Begin SUPPLIED DATA
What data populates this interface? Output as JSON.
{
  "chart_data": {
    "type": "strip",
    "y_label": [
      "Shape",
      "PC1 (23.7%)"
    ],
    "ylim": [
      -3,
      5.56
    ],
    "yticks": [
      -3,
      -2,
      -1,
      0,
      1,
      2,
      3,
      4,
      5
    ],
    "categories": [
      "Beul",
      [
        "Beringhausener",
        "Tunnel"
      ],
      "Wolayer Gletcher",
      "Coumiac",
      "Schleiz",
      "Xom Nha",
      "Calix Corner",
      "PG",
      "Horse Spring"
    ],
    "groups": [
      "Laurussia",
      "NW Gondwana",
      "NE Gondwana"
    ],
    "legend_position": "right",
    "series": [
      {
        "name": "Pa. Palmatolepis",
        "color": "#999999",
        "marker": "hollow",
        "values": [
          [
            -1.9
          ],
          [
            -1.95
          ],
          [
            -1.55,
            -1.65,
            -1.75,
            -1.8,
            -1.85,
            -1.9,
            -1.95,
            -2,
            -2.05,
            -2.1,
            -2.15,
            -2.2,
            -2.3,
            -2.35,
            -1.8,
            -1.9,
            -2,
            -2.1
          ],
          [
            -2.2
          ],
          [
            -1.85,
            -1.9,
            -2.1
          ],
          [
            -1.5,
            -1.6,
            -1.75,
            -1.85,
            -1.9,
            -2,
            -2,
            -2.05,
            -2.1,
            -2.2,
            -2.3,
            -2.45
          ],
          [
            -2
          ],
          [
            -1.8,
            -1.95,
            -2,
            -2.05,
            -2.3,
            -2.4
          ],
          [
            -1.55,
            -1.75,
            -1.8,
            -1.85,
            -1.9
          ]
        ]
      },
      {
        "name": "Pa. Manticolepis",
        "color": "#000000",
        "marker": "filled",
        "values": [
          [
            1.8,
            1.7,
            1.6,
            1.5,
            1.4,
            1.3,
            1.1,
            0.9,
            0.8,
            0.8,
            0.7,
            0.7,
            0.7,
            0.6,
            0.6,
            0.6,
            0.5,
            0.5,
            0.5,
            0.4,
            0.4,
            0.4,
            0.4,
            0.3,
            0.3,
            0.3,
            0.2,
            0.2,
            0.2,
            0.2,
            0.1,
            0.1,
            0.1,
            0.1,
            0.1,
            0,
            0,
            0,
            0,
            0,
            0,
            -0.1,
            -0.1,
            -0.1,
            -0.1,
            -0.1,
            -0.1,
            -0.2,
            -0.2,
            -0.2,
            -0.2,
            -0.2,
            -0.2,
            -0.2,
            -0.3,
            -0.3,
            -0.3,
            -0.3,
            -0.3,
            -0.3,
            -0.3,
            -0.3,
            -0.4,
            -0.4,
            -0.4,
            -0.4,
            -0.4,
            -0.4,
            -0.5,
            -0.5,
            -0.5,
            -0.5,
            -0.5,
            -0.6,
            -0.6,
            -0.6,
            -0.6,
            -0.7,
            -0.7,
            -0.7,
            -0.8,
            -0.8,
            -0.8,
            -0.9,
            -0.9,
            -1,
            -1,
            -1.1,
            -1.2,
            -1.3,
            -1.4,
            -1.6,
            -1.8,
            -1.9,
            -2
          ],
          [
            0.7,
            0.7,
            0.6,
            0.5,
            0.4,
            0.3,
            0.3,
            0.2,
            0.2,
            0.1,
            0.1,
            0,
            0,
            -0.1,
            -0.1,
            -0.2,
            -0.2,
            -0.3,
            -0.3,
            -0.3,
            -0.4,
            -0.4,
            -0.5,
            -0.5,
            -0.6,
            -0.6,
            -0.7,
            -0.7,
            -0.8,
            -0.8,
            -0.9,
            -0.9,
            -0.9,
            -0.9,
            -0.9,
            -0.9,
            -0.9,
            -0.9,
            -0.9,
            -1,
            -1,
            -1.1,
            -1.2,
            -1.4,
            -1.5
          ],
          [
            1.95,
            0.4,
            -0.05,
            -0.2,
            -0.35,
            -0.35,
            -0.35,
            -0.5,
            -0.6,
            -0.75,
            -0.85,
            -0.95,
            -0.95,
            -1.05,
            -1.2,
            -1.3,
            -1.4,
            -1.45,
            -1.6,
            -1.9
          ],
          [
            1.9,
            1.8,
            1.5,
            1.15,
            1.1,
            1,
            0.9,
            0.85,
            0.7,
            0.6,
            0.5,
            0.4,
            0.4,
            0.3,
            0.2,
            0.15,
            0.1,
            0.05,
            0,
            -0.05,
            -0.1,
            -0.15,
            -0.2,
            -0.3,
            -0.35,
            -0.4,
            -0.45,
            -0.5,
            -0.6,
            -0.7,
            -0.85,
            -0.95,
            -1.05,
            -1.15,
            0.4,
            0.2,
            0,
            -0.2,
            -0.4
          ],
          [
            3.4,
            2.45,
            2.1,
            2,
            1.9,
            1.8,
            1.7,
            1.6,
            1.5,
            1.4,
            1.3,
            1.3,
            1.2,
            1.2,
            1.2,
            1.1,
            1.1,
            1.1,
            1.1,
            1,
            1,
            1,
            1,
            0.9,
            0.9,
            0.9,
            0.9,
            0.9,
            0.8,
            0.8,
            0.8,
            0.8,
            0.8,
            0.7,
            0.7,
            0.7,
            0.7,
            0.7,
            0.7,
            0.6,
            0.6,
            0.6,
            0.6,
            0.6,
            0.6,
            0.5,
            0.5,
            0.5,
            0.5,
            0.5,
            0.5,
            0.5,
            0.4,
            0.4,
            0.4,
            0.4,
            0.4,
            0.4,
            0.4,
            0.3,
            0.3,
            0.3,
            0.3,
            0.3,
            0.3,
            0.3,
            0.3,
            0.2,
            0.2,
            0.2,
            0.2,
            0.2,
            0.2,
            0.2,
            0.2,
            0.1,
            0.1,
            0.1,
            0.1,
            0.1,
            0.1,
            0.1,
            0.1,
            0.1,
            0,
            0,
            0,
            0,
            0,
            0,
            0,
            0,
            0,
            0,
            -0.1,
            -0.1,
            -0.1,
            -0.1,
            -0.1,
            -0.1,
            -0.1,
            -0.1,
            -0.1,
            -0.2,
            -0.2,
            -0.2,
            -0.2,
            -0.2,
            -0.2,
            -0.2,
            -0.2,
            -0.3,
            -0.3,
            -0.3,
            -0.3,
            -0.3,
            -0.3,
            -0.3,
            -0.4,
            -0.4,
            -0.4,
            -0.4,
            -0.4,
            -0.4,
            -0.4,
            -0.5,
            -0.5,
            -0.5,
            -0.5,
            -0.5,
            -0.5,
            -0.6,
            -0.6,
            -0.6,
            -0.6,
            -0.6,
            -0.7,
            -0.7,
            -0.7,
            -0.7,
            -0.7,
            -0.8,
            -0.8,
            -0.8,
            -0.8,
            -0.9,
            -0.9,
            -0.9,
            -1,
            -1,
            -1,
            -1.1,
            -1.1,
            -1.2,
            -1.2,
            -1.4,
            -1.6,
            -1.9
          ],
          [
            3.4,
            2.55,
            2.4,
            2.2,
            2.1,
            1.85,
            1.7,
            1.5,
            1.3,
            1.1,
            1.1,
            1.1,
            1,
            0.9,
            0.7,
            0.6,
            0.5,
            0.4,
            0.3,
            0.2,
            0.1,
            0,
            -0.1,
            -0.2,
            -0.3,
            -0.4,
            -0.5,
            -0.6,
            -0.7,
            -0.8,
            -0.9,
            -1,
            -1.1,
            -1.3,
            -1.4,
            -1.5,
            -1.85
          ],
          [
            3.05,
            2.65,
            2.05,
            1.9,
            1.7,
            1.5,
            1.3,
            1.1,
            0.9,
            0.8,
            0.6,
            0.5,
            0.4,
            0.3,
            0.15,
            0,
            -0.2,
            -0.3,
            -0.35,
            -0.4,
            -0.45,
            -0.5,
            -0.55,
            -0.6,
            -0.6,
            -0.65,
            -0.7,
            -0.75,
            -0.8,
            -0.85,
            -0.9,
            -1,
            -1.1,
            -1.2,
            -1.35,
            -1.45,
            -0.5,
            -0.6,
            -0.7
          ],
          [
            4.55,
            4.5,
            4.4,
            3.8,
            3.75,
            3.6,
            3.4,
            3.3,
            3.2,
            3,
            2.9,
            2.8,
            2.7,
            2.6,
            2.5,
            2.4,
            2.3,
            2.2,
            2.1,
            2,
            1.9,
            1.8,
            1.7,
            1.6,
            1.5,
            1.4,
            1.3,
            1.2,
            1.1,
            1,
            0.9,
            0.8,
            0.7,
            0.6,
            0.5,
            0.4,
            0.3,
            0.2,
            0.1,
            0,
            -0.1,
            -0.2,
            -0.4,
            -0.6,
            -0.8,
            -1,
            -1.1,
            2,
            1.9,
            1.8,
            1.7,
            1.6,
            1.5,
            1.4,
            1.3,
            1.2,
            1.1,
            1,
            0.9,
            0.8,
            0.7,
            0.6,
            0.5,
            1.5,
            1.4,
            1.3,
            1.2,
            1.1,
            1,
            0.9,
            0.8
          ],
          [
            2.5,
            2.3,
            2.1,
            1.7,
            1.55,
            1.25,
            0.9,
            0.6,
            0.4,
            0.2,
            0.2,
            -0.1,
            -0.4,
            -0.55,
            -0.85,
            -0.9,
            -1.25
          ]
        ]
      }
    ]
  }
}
End SUPPLIED DATA
* PROBLEM DETAILS *
Find the word "name" in the data and copy out each line where it turns up.

* EXERCISE RESULT *
        "name": "Pa. Palmatolepis",
        "name": "Pa. Manticolepis",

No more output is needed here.